#### [Supplied records]
— BEGIN —
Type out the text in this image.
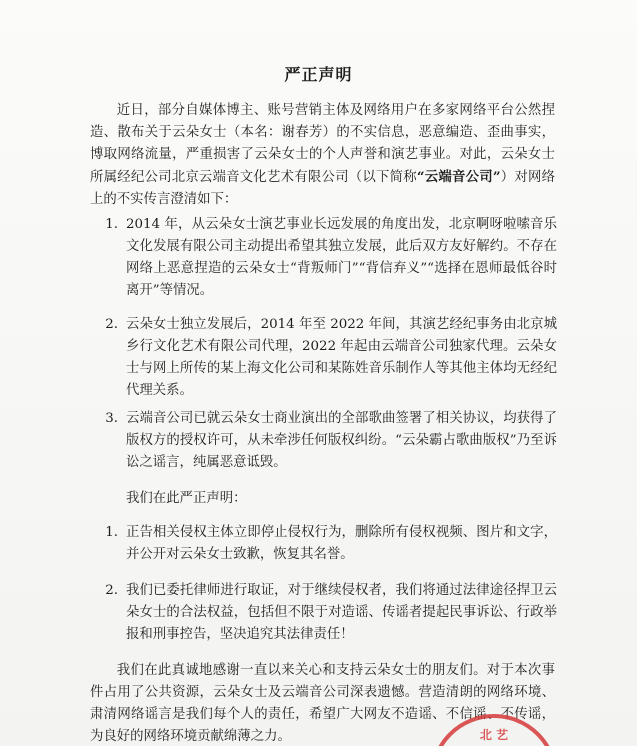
严正声明
近日，部分自媒体博主、账号营销主体及网络用户在多家网络平台公然捏造、散布关于云朵女士（本名：谢春芳）的不实信息，恶意编造、歪曲事实，博取网络流量，严重损害了云朵女士的个人声誉和演艺事业。对此，云朵女士所属经纪公司北京云端音文化艺术有限公司（以下简称“云端音公司”）对网络上的不实传言澄清如下：
1. 2014 年，从云朵女士演艺事业长远发展的角度出发，北京啊呀啦嗦音乐文化发展有限公司主动提出希望其独立发展，此后双方友好解约。不存在网络上恶意捏造的云朵女士“背叛师门”“背信弃义”“选择在恩师最低谷时离开”等情况。
2. 云朵女士独立发展后，2014 年至 2022 年间，其演艺经纪事务由北京城乡行文化艺术有限公司代理，2022 年起由云端音公司独家代理。云朵女士与网上所传的某上海文化公司和某陈姓音乐制作人等其他主体均无经纪代理关系。
3. 云端音公司已就云朵女士商业演出的全部歌曲签署了相关协议，均获得了版权方的授权许可，从未牵涉任何版权纠纷。“云朵霸占歌曲版权”乃至诉讼之谣言，纯属恶意诋毁。
我们在此严正声明：
1. 正告相关侵权主体立即停止侵权行为，删除所有侵权视频、图片和文字，并公开对云朵女士致歉，恢复其名誉。
2. 我们已委托律师进行取证，对于继续侵权者，我们将通过法律途径捍卫云朵女士的合法权益，包括但不限于对造谣、传谣者提起民事诉讼、行政举报和刑事控告，坚决追究其法律责任！
我们在此真诚地感谢一直以来关心和支持云朵女士的朋友们。对于本次事件占用了公共资源，云朵女士及云端音公司深表遗憾。营造清朗的网络环境、肃清网络谣言是我们每个人的责任，希望广大网友不造谣、不信谣、不传谣，为良好的网络环境贡献绵薄之力。	北 艺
— END —
#### [Given problem]
Repeat the data exactly, without the pictures.

#### [Completed exercise]
Type out the text in this image.
严正声明
近日，部分自媒体博主、账号营销主体及网络用户在多家网络平台公然捏造、散布关于云朵女士（本名：谢春芳）的不实信息，恶意编造、歪曲事实，博取网络流量，严重损害了云朵女士的个人声誉和演艺事业。对此，云朵女士所属经纪公司北京云端音文化艺术有限公司（以下简称“云端音公司”）对网络上的不实传言澄清如下：
1. 2014 年，从云朵女士演艺事业长远发展的角度出发，北京啊呀啦嗦音乐文化发展有限公司主动提出希望其独立发展，此后双方友好解约。不存在网络上恶意捏造的云朵女士“背叛师门”“背信弃义”“选择在恩师最低谷时离开”等情况。
2. 云朵女士独立发展后，2014 年至 2022 年间，其演艺经纪事务由北京城乡行文化艺术有限公司代理，2022 年起由云端音公司独家代理。云朵女士与网上所传的某上海文化公司和某陈姓音乐制作人等其他主体均无经纪代理关系。
3. 云端音公司已就云朵女士商业演出的全部歌曲签署了相关协议，均获得了版权方的授权许可，从未牵涉任何版权纠纷。“云朵霸占歌曲版权”乃至诉讼之谣言，纯属恶意诋毁。
我们在此严正声明：
1. 正告相关侵权主体立即停止侵权行为，删除所有侵权视频、图片和文字，并公开对云朵女士致歉，恢复其名誉。
2. 我们已委托律师进行取证，对于继续侵权者，我们将通过法律途径捍卫云朵女士的合法权益，包括但不限于对造谣、传谣者提起民事诉讼、行政举报和刑事控告，坚决追究其法律责任！
我们在此真诚地感谢一直以来关心和支持云朵女士的朋友们。对于本次事件占用了公共资源，云朵女士及云端音公司深表遗憾。营造清朗的网络环境、肃清网络谣言是我们每个人的责任，希望广大网友不造谣、不信谣、不传谣，为良好的网络环境贡献绵薄之力。	北 艺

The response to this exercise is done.